▸ **Consegna**
Nel testo su «Gli increati», con quale editore è tornato Antonio Moresco?

▸ **Testo citato**
:::

“Gli increati” di Antonio Moresco

Schermata 2015-03-18 alle 12.25.13Ho iniziato questa giornata di invasione dicendo “la creatività è collettiva”.
Finisco questa giornata di invasione dicendo “il genio è individuale”.
Ebbene sì, dopo anni di attesa e sofferenza, dopo pagine di annaspo rilette e rilette, dalle fiabe d’amore ai “Canti del Caos”, Antonio Moresco è tornato con “Gli increati”. È tornato, in veste Mondadori, quel colosso che stupisce per lungimiranza, quando pubblica un libro scritto per pochissimi e letto da quasi nessuno (figuriamoci compreso).
Il genio è individualità, perché Gilles Deleuze diceva che: “L’artista è colui che ritorna dal mondo dei morti” e se conoscete Antonio Moresco è chiaro che lui sia uno di quelli che, per un fugace e terribile momento, è passato “di là”, vedendo cose che noi umani…
Lawrence scrisse così: “Gli uomini fabbricano un ombrello che li ripari e sulla sua parte interna disegnano un firmamento e scrivono le loro convenzioni, le loro opinioni. Ma il poeta pratica un taglio nell’ombrello, lacera anche il firmamento per far passare un po’ di caos libero e ventoso.”
Antonio Moresco ha strappato e lacerato il mio ombrello, prima con “I Canti del Caos”, poi con “Gli esordi” (eh sì, li ho letti “a ritroso”), ora si appresta a farlo con la terza parte di questa titanica trilogia, l’unica opera italiana dei nostri giorni che sarà studiata a scuola tra trecento anni (e qui gioco facile perché potrebbe non esserci più nessuno a smentirmi). Ma se volete toccare per un secondo il genio, sentire il “suo” modo di sentire, che è futuro, che è profetico, che guarda al di là delle opinioni, delle convinzioni, delle visioni contemporanee, allora Antonio Moresco avrà la giusta delicatezza per farvi a pezzi, tagliuzzarvi in minuscole fette di carne e pensiero, per rigettarvi nel calderone della vita. Forse più arrabbiati, forse quasi disgustati, ma di certo più consapevoli di cosa sarà di noi. O di cosa non sarà.

:::

▸ **Estratto dei dati**
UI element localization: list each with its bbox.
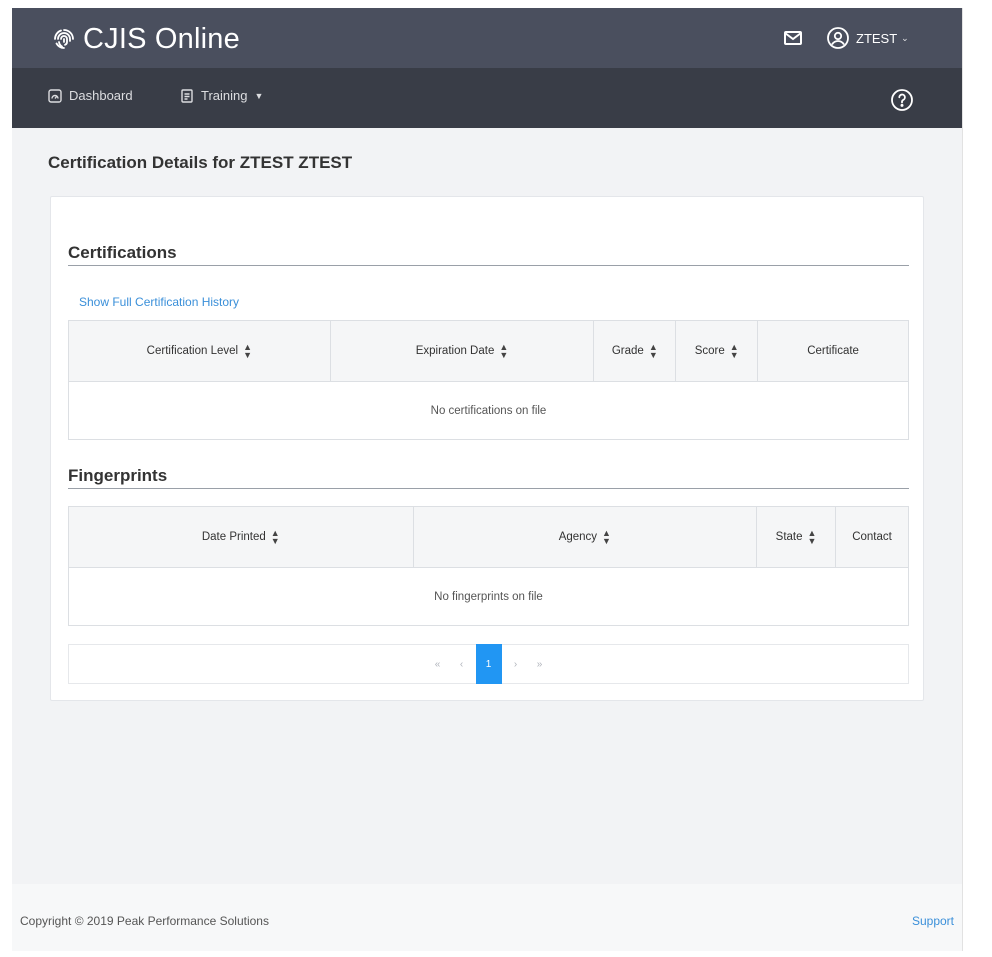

:::

▸ **Risposta**
Con Mondadori.